>> Start Provided records

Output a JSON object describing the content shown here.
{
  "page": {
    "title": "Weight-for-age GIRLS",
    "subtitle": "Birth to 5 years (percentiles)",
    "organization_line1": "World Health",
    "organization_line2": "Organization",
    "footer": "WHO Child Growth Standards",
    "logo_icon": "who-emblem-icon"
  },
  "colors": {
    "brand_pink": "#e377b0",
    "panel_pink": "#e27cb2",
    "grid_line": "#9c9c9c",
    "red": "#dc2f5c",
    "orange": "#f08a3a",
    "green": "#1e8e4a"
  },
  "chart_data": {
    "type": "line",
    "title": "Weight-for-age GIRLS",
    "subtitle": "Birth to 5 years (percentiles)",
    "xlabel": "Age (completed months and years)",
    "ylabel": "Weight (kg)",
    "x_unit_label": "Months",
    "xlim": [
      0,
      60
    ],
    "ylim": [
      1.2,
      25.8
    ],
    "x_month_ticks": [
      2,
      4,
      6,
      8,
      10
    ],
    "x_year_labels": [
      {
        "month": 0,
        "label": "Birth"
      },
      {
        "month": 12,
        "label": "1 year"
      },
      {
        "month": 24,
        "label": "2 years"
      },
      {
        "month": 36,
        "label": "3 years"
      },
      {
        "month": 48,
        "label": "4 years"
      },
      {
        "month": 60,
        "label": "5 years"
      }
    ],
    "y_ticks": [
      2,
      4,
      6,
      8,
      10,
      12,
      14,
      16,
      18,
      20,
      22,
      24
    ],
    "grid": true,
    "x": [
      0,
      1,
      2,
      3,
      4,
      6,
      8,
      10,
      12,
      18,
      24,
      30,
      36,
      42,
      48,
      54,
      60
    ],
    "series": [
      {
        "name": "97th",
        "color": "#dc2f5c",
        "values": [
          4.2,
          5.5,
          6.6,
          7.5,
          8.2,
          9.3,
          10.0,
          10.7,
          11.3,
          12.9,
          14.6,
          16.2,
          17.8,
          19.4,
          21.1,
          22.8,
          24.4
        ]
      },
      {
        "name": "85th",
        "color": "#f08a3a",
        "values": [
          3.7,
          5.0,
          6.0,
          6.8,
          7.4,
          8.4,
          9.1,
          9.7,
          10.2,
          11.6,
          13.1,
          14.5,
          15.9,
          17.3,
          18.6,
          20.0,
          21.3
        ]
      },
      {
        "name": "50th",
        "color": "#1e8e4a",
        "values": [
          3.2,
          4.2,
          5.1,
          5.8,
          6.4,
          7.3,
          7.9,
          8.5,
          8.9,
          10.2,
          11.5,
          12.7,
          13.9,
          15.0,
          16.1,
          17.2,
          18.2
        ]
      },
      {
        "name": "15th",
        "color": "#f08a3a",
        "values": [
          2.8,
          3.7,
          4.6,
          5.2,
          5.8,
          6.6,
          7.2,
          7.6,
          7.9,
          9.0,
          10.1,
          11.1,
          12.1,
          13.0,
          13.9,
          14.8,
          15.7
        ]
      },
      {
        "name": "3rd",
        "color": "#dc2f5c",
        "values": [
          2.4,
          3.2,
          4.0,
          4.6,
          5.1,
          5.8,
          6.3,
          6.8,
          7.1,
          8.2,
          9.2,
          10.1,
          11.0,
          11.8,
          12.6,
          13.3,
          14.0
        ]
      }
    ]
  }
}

>> End Provided records

* **Requirement**:
Every line of the listing that holds "name" should be found and copied.

* **Answer in full**:
        "name": "97th",
        "name": "85th",
        "name": "50th",
        "name": "15th",
        "name": "3rd",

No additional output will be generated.